TEXTO DE LEITURA:
• • • • •

Recebido em: 11/10/2013
Aceito em: 15/10/2013

 

 

Rubens M. Volich. Rua Ilhéus, 135 | Perdizes, 01251-030. São Paulo, SP. Tel: 11 3862-7743, volichrm@dialdata.com.br
1 Uma versão condensada deste trabalho foi apresentada no "V Simpósio de Psicossomática Psicanalítica - Integração, desintegração, e limites", ocorrido em 7 e 8 de junho de 2013 em São Paulo.
2 "Com base em considerações teóricas, apoiadas pela biologia, apresentamos a hipótese de uma pulsão de morte, cuja tarefa é conduzir a vida orgânica de volta ao estado inanimado; por outro lado, imaginamos que Eros, por ocasionar uma combinação de consequências cada vez mais amplas das partículas em que a substância viva se acha dispersa, visa a complicar a vida e, ao mesmo tempo, naturalmente, a preservá-la. [...] O surgimento da vida seria, então, a causa da continuação da vida e também, ao mesmo tempo, do esforço no sentido da morte. E a própria vida seria um conflito e uma conciliação entre essas duas tendências. O problema da origem da vida permaneceria cosmológico, e o problema do objetivo e propósito da vida seria respondido dualisticamente. Segundo este ponto de vista, um processo fisiológico especial (de anabolismo ou catabolismo) estaria associado a cada uma das duas classes de pulsões; ambos os tipos de pulsão estariam ativos em toda partícula de substância viva, ainda que em proporções desiguais, de maneira que determinada substância poderia ser o principal representante de Eros" (Freud, 1923/1980k, pp. 53-54).

• • • • •

DADOS EM ESTUDO:
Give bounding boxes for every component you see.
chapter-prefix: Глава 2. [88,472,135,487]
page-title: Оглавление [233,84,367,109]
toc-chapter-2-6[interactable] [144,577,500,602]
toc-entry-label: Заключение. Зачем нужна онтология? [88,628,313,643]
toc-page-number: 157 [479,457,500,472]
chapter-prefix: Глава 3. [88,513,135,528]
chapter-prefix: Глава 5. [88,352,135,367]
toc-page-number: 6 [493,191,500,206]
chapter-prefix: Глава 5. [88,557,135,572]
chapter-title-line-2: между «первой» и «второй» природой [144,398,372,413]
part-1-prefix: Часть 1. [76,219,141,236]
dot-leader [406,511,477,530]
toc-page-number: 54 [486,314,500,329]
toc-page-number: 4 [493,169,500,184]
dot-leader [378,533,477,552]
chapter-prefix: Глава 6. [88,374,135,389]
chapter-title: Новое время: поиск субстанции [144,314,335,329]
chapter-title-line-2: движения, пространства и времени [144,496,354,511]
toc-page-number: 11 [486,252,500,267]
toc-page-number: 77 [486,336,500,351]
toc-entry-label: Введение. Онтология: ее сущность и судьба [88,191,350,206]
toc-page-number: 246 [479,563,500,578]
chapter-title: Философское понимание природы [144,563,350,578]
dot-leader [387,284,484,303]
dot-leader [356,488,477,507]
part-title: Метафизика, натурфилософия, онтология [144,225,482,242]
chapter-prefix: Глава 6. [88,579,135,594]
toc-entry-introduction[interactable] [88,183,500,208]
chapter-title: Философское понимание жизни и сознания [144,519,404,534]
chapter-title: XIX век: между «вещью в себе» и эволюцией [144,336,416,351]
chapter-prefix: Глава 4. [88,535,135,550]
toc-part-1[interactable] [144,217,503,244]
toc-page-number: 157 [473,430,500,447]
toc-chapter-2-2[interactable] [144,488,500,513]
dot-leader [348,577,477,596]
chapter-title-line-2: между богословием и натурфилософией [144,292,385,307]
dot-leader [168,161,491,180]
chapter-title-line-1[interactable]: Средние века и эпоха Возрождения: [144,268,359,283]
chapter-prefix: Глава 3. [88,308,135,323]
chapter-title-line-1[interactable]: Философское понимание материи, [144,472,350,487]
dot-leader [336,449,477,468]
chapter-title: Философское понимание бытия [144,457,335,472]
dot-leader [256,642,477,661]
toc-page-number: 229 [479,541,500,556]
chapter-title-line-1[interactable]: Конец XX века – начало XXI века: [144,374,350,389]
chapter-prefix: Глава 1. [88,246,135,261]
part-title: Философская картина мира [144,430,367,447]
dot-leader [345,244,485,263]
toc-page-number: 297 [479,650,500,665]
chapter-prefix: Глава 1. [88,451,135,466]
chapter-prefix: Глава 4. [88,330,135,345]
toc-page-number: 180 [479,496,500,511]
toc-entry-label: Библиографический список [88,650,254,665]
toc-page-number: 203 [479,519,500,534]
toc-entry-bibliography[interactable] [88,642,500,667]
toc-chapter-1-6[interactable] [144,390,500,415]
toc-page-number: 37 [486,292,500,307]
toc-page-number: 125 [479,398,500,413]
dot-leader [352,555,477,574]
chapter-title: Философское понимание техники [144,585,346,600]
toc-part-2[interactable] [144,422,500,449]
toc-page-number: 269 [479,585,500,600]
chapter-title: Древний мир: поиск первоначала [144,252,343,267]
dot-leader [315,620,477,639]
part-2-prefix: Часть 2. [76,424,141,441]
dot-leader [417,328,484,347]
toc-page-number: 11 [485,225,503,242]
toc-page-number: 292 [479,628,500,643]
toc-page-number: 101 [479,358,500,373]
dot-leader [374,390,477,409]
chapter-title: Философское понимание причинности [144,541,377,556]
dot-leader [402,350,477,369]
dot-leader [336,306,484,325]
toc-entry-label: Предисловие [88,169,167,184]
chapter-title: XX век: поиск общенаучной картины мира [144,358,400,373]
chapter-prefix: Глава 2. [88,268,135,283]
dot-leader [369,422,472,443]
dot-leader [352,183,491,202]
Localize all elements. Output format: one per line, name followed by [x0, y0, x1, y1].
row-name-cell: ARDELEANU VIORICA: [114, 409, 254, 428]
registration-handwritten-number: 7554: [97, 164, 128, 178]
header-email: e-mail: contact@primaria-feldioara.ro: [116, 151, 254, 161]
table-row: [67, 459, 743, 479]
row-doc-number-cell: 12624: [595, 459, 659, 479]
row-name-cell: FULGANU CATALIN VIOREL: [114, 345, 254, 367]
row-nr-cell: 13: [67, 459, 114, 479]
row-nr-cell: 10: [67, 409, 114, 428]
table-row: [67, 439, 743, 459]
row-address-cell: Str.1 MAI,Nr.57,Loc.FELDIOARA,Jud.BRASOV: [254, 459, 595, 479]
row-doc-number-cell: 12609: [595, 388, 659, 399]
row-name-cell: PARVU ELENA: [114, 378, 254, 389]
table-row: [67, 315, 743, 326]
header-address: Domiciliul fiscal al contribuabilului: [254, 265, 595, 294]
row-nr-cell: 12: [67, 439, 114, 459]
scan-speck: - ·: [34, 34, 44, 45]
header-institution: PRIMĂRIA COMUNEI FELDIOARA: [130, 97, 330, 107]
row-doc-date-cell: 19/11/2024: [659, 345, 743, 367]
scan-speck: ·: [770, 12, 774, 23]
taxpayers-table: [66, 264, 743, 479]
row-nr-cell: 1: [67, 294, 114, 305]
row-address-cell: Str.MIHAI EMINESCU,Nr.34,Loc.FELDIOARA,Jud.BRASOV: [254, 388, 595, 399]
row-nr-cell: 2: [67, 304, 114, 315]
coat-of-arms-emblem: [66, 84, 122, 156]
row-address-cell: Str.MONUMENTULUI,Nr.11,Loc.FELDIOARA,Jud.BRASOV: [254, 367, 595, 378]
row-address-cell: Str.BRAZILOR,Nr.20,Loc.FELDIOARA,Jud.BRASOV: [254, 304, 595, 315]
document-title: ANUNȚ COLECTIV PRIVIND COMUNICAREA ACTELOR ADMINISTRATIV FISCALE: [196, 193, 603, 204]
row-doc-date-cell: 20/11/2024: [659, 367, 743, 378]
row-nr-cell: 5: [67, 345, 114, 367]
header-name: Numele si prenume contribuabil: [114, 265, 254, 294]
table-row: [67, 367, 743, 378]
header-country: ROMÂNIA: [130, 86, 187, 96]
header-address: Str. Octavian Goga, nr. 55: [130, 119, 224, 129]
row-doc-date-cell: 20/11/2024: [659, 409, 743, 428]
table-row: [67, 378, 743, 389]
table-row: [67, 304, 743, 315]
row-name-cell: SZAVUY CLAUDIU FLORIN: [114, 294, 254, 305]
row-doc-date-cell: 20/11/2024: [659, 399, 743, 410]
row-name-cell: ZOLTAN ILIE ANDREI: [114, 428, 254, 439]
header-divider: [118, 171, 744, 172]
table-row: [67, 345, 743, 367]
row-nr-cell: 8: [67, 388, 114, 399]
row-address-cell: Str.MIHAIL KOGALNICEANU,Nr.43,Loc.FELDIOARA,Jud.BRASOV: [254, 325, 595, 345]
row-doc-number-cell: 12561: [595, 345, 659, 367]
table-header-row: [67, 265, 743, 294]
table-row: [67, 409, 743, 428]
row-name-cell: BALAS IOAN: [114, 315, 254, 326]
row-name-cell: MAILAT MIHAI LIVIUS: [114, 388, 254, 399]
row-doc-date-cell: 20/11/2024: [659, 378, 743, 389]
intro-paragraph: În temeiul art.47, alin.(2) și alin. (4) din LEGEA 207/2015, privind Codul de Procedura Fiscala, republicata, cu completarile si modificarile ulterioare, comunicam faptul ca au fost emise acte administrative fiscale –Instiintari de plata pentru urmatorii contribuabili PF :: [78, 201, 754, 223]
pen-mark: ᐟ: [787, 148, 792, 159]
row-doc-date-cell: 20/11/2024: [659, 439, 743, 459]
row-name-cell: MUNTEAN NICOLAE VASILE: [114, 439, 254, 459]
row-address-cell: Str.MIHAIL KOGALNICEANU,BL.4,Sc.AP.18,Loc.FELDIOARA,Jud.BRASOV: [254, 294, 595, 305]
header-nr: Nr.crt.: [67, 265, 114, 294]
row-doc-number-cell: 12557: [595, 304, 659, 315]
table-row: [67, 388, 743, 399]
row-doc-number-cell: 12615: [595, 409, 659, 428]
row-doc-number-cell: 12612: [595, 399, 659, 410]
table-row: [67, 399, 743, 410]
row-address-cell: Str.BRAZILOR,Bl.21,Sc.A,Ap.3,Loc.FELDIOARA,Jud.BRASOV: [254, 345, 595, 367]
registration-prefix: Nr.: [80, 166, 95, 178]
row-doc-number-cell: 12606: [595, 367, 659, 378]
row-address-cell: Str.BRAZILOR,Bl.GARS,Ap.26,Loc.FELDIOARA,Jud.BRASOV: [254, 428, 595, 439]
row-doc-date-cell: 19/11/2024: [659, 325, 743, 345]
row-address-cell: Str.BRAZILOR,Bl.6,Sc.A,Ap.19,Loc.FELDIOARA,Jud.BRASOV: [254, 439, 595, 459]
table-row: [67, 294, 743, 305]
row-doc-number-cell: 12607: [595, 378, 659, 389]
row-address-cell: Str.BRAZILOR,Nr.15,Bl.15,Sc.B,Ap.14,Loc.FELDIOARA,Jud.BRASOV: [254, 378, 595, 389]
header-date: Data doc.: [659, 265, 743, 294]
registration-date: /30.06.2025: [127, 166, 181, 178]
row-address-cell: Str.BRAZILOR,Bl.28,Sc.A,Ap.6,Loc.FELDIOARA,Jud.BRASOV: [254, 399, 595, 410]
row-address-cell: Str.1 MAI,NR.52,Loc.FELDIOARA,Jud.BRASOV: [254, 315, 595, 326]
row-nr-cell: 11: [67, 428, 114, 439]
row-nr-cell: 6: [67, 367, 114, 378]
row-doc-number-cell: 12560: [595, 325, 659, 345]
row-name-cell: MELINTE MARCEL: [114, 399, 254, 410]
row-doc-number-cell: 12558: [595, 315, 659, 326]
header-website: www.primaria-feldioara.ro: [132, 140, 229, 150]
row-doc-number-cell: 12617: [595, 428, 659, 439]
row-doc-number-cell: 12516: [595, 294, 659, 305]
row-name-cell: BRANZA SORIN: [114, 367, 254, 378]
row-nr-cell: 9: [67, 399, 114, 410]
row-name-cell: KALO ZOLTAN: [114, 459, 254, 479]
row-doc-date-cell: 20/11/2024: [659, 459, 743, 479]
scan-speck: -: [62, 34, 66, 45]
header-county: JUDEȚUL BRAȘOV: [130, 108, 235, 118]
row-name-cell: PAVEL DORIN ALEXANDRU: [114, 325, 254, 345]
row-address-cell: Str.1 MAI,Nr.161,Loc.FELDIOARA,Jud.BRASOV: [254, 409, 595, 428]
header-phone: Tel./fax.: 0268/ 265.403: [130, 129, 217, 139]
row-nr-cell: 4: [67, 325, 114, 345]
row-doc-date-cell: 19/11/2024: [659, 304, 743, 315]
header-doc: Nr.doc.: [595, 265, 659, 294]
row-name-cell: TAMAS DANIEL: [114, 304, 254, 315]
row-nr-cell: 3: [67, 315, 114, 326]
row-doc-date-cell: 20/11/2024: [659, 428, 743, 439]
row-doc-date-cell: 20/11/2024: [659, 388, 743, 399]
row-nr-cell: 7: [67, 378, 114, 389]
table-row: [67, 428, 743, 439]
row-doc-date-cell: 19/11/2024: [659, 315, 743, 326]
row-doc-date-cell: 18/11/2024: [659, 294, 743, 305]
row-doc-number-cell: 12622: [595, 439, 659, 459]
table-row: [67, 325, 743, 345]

• • • • •

Dê continuidade ao texto de leitura sobre psicossomática psicanalítica, começando logo após a última frase apresentada.

3 Com sua obra A origem das espécies, Charles Darwin (1809-1882) revolucionou a biologia, ao formular a hipótese de que todos os seres vivos evoluíram a partir de um tronco comum, diferenciando-se e sobrevivendo graças ao processo da seleção natural. Apesar de todas as resistências que tais teorias provocavam no século xix, Freud sempre foi bastante explícito quanto a sua admiração por Darwin: "as teorias de Darwin, que eram então de interesse atual, atraíram-me fortemente, pois ofereciam esperanças de extraordinário progresso em nossa compreensão do mundo" (Freud, 1923/1980k, p. 19). Em muitas de suas outras obras, Freud dá mostras dessa admiração, tendo, por exemplo, se inspirado nas concepções desse autor para formular suas próprias hipóteses sobre o papel das emoções nos "Estudos sobre a histeria" (1895/1980c), bem como a teoria da horda primitiva em "Totem e tabu" (1910/1980e).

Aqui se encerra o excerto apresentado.